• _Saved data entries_
- - - - - - -
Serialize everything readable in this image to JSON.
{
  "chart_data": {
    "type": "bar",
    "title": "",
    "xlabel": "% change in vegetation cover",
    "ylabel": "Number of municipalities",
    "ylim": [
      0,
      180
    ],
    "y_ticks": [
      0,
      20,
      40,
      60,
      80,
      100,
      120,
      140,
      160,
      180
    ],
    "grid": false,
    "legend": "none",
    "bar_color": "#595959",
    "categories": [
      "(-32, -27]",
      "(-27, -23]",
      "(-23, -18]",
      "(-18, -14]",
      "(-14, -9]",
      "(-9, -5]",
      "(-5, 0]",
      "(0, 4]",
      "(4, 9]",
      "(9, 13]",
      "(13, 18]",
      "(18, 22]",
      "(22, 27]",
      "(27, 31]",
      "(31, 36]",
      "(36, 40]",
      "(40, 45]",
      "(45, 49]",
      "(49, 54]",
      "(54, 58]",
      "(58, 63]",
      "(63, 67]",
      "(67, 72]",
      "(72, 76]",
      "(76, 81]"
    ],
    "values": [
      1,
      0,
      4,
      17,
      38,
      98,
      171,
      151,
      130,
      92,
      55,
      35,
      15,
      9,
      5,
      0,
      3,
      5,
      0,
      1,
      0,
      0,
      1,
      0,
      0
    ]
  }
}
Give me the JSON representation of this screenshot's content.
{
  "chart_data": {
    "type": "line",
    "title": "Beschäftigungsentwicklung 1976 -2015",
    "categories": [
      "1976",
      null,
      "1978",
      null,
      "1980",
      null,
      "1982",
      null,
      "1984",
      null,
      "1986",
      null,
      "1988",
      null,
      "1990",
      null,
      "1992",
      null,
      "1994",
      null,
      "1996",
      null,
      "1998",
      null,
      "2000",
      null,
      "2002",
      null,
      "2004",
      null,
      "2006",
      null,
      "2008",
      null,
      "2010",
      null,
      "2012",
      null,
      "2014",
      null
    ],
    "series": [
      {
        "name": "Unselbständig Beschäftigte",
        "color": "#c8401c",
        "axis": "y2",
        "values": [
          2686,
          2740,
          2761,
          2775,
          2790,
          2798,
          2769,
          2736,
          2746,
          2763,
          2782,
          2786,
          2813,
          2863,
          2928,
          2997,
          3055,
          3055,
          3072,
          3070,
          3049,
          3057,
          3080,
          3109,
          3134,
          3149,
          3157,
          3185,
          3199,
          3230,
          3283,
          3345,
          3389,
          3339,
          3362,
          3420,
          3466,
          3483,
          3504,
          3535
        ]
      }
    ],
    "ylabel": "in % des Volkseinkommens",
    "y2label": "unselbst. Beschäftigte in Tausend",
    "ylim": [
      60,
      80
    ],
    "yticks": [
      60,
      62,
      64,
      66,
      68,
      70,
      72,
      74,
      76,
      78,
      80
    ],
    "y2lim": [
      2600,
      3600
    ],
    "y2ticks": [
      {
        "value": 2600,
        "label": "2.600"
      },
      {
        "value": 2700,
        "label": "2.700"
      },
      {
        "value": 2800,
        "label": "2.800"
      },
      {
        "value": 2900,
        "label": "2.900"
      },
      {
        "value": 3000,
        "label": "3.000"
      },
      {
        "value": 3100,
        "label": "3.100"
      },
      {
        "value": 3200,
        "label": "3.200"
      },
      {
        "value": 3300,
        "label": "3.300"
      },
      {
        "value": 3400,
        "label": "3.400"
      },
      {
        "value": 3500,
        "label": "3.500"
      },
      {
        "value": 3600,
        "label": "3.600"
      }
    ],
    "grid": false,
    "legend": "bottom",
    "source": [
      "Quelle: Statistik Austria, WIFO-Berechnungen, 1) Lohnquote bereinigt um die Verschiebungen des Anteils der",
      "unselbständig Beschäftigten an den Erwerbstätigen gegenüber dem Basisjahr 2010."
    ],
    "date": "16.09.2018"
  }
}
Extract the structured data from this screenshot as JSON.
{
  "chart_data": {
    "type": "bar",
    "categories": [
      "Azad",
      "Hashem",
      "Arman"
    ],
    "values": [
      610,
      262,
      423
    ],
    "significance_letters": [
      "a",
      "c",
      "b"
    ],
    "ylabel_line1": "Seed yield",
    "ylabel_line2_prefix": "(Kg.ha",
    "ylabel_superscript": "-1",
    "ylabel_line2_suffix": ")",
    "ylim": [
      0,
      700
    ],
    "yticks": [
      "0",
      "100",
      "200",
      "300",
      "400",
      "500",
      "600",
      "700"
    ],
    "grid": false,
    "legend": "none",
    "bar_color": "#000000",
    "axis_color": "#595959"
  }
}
- - - - - - -
• _Written exercise_
Quote the material exactly, leaving nothing out.

• _Exercise response_
Serialize everything readable in this image to JSON.
{
  "chart_data": {
    "type": "bar",
    "title": "",
    "xlabel": "% change in vegetation cover",
    "ylabel": "Number of municipalities",
    "ylim": [
      0,
      180
    ],
    "y_ticks": [
      0,
      20,
      40,
      60,
      80,
      100,
      120,
      140,
      160,
      180
    ],
    "grid": false,
    "legend": "none",
    "bar_color": "#595959",
    "categories": [
      "(-32, -27]",
      "(-27, -23]",
      "(-23, -18]",
      "(-18, -14]",
      "(-14, -9]",
      "(-9, -5]",
      "(-5, 0]",
      "(0, 4]",
      "(4, 9]",
      "(9, 13]",
      "(13, 18]",
      "(18, 22]",
      "(22, 27]",
      "(27, 31]",
      "(31, 36]",
      "(36, 40]",
      "(40, 45]",
      "(45, 49]",
      "(49, 54]",
      "(54, 58]",
      "(58, 63]",
      "(63, 67]",
      "(67, 72]",
      "(72, 76]",
      "(76, 81]"
    ],
    "values": [
      1,
      0,
      4,
      17,
      38,
      98,
      171,
      151,
      130,
      92,
      55,
      35,
      15,
      9,
      5,
      0,
      3,
      5,
      0,
      1,
      0,
      0,
      1,
      0,
      0
    ]
  }
}
Give me the JSON representation of this screenshot's content.
{
  "chart_data": {
    "type": "line",
    "title": "Beschäftigungsentwicklung 1976 -2015",
    "categories": [
      "1976",
      null,
      "1978",
      null,
      "1980",
      null,
      "1982",
      null,
      "1984",
      null,
      "1986",
      null,
      "1988",
      null,
      "1990",
      null,
      "1992",
      null,
      "1994",
      null,
      "1996",
      null,
      "1998",
      null,
      "2000",
      null,
      "2002",
      null,
      "2004",
      null,
      "2006",
      null,
      "2008",
      null,
      "2010",
      null,
      "2012",
      null,
      "2014",
      null
    ],
    "series": [
      {
        "name": "Unselbständig Beschäftigte",
        "color": "#c8401c",
        "axis": "y2",
        "values": [
          2686,
          2740,
          2761,
          2775,
          2790,
          2798,
          2769,
          2736,
          2746,
          2763,
          2782,
          2786,
          2813,
          2863,
          2928,
          2997,
          3055,
          3055,
          3072,
          3070,
          3049,
          3057,
          3080,
          3109,
          3134,
          3149,
          3157,
          3185,
          3199,
          3230,
          3283,
          3345,
          3389,
          3339,
          3362,
          3420,
          3466,
          3483,
          3504,
          3535
        ]
      }
    ],
    "ylabel": "in % des Volkseinkommens",
    "y2label": "unselbst. Beschäftigte in Tausend",
    "ylim": [
      60,
      80
    ],
    "yticks": [
      60,
      62,
      64,
      66,
      68,
      70,
      72,
      74,
      76,
      78,
      80
    ],
    "y2lim": [
      2600,
      3600
    ],
    "y2ticks": [
      {
        "value": 2600,
        "label": "2.600"
      },
      {
        "value": 2700,
        "label": "2.700"
      },
      {
        "value": 2800,
        "label": "2.800"
      },
      {
        "value": 2900,
        "label": "2.900"
      },
      {
        "value": 3000,
        "label": "3.000"
      },
      {
        "value": 3100,
        "label": "3.100"
      },
      {
        "value": 3200,
        "label": "3.200"
      },
      {
        "value": 3300,
        "label": "3.300"
      },
      {
        "value": 3400,
        "label": "3.400"
      },
      {
        "value": 3500,
        "label": "3.500"
      },
      {
        "value": 3600,
        "label": "3.600"
      }
    ],
    "grid": false,
    "legend": "bottom",
    "source": [
      "Quelle: Statistik Austria, WIFO-Berechnungen, 1) Lohnquote bereinigt um die Verschiebungen des Anteils der",
      "unselbständig Beschäftigten an den Erwerbstätigen gegenüber dem Basisjahr 2010."
    ],
    "date": "16.09.2018"
  }
}
Extract the structured data from this screenshot as JSON.
{
  "chart_data": {
    "type": "bar",
    "categories": [
      "Azad",
      "Hashem",
      "Arman"
    ],
    "values": [
      610,
      262,
      423
    ],
    "significance_letters": [
      "a",
      "c",
      "b"
    ],
    "ylabel_line1": "Seed yield",
    "ylabel_line2_prefix": "(Kg.ha",
    "ylabel_superscript": "-1",
    "ylabel_line2_suffix": ")",
    "ylim": [
      0,
      700
    ],
    "yticks": [
      "0",
      "100",
      "200",
      "300",
      "400",
      "500",
      "600",
      "700"
    ],
    "grid": false,
    "legend": "none",
    "bar_color": "#000000",
    "axis_color": "#595959"
  }
}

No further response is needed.